§ Exercise goal
In the entries below, find the lines with the word "text" and copy them.

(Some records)
========
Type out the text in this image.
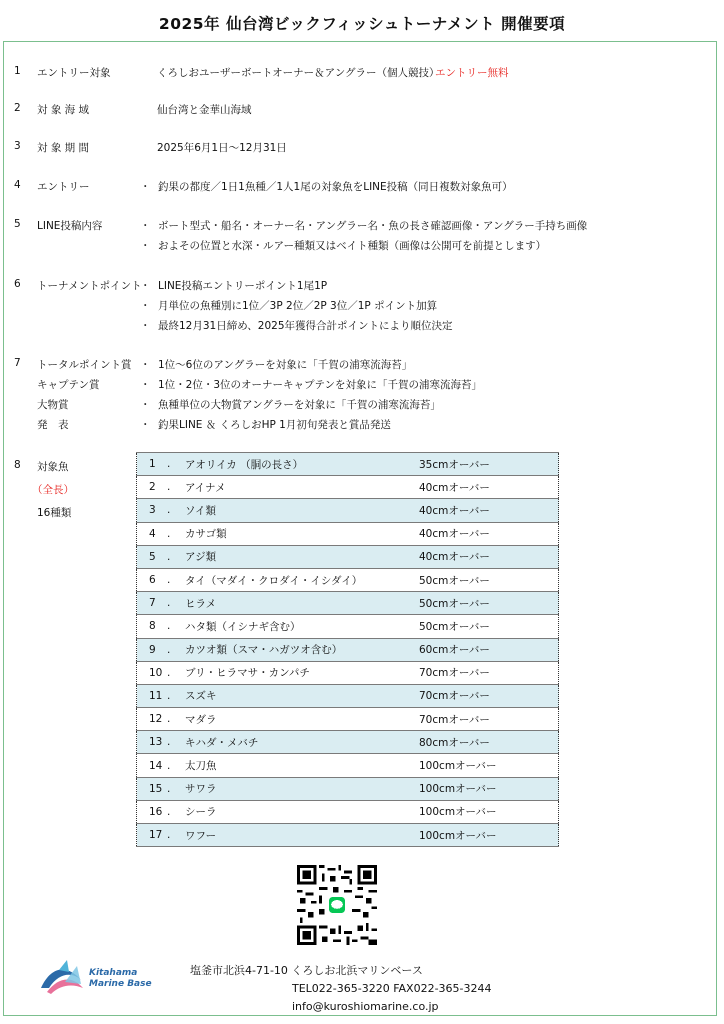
2025年 仙台湾ビックフィッシュトーナメント 開催要項
1 エントリー対象	くろしおユーザーボートオーナー＆アングラー（個人競技）
エントリー無料
2 対 象 海 域	仙台湾と金華山海域
3 対 象 期 間	2025年6月1日～12月31日
4 エントリー	・ 釣果の都度／1日1魚種／1人1尾の対象魚をLINE投稿（同日複数対象魚可）
5 LINE投稿内容	・ ボート型式・船名・オーナー名・アングラー名・魚の長さ確認画像・アングラー手持ち画像
・ およその位置と水深・ルアー種類又はベイト種類（画像は公開可を前提とします）
6 トーナメントポイント
・ LINE投稿エントリーポイント1尾1P
・ 月単位の魚種別に1位／3P 2位／2P 3位／1P ポイント加算
・ 最終12月31日締め、2025年獲得合計ポイントにより順位決定
7 トータルポイント賞 ・ 1位～6位のアングラーを対象に「千賀の浦寒流海苔」
キャプテン賞	・ 1位・2位・3位のオーナーキャプテンを対象に「千賀の浦寒流海苔」
大物賞	・ 魚種単位の大物賞アングラーを対象に「千賀の浦寒流海苔」
発　表	・ 釣果LINE ＆ くろしおHP 1月初旬発表と賞品発送
8 対象魚
（全長）
16種類
1	.	アオリイカ （胴の長さ）	35cmオーバー
2	.	アイナメ	40cmオーバー
3	.	ソイ類	40cmオーバー
4	.	カサゴ類	40cmオーバー
5	.	アジ類	40cmオーバー
6	.	タイ（マダイ・クロダイ・イシダイ）	50cmオーバー
7	.	ヒラメ	50cmオーバー
8	.	ハタ類（イシナギ含む）	50cmオーバー
9	.	カツオ類（スマ・ハガツオ含む）	60cmオーバー
10	.	ブリ・ヒラマサ・カンパチ	70cmオーバー
11	.	スズキ	70cmオーバー
12	.	マダラ	70cmオーバー
13	.	キハダ・メバチ	80cmオーバー
14	.	太刀魚	100cmオーバー
15	.	サワラ	100cmオーバー
16	.	シーラ	100cmオーバー
17	.	ワフー	100cmオーバー
Kitahama
Marine Base
塩釜市北浜4-71-10 くろしお北浜マリンベース
TEL022-365-3220 FAX022-365-3244
info@kuroshiomarine.co.jp
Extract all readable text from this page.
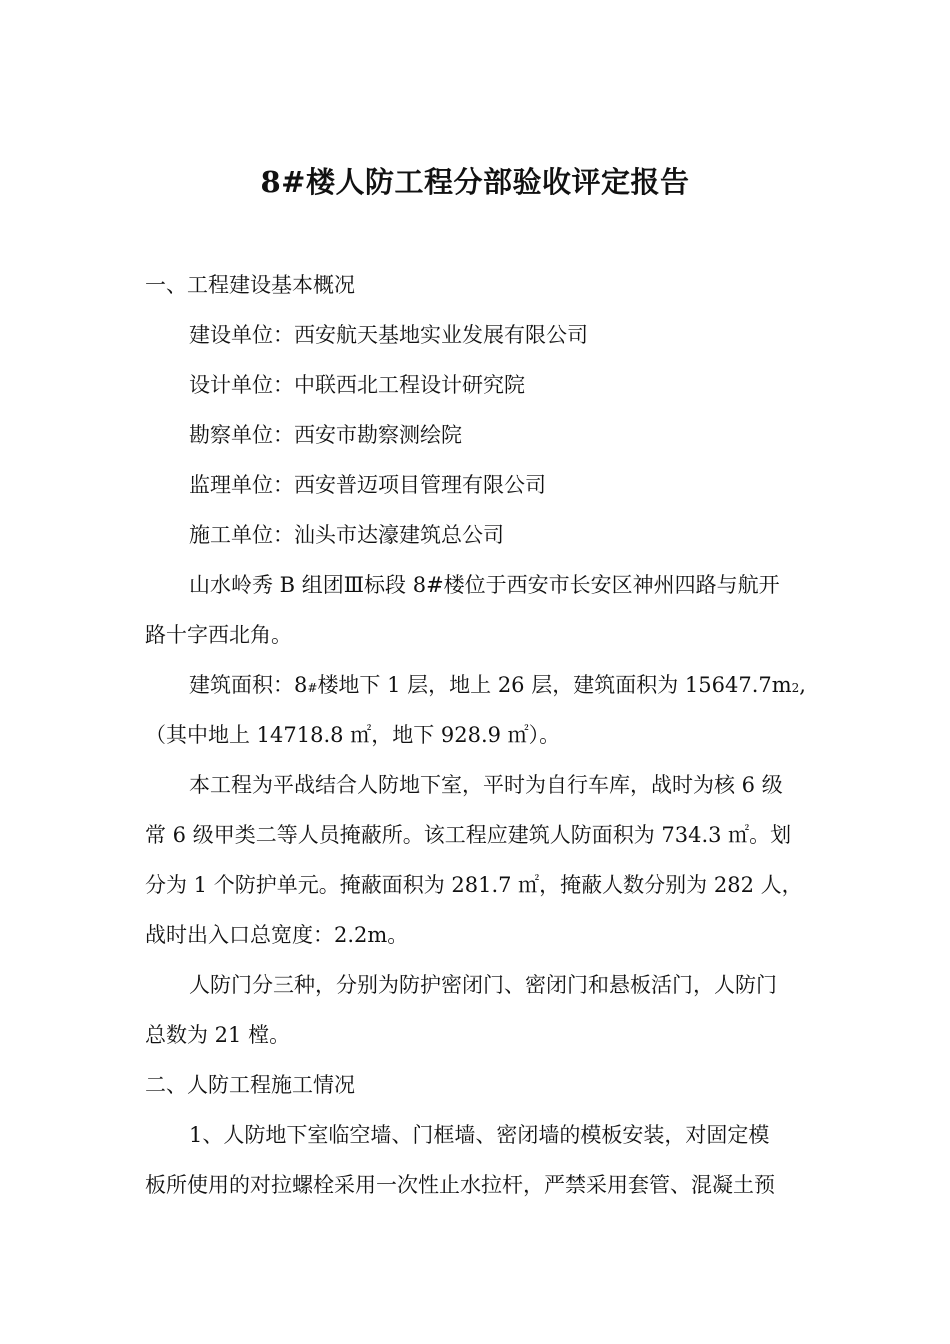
8#楼人防工程分部验收评定报告
一、工程建设基本概况
建设单位：西安航天基地实业发展有限公司
设计单位：中联西北工程设计研究院
勘察单位：西安市勘察测绘院
监理单位：西安普迈项目管理有限公司
施工单位：汕头市达濠建筑总公司
山水岭秀 B 组团Ⅲ标段 8#楼位于西安市长安区神州四路与航开
路十字西北角。
建筑面积：8#楼地下 1 层，地上 26 层，建筑面积为 15647.7m2,
（其中地上 14718.8 ㎡，地下 928.9 ㎡）。
本工程为平战结合人防地下室，平时为自行车库，战时为核 6 级
常 6 级甲类二等人员掩蔽所。该工程应建筑人防面积为 734.3 ㎡。划
分为 1 个防护单元。掩蔽面积为 281.7 ㎡，掩蔽人数分别为 282 人，
战时出入口总宽度：2.2m。
人防门分三种，分别为防护密闭门、密闭门和悬板活门，人防门
总数为 21 樘。
二、人防工程施工情况
1、人防地下室临空墙、门框墙、密闭墙的模板安装，对固定模
板所使用的对拉螺栓采用一次性止水拉杆，严禁采用套管、混凝土预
========
§ Result of the exercise
Type out the text in this image.
Extract all readable text from this page.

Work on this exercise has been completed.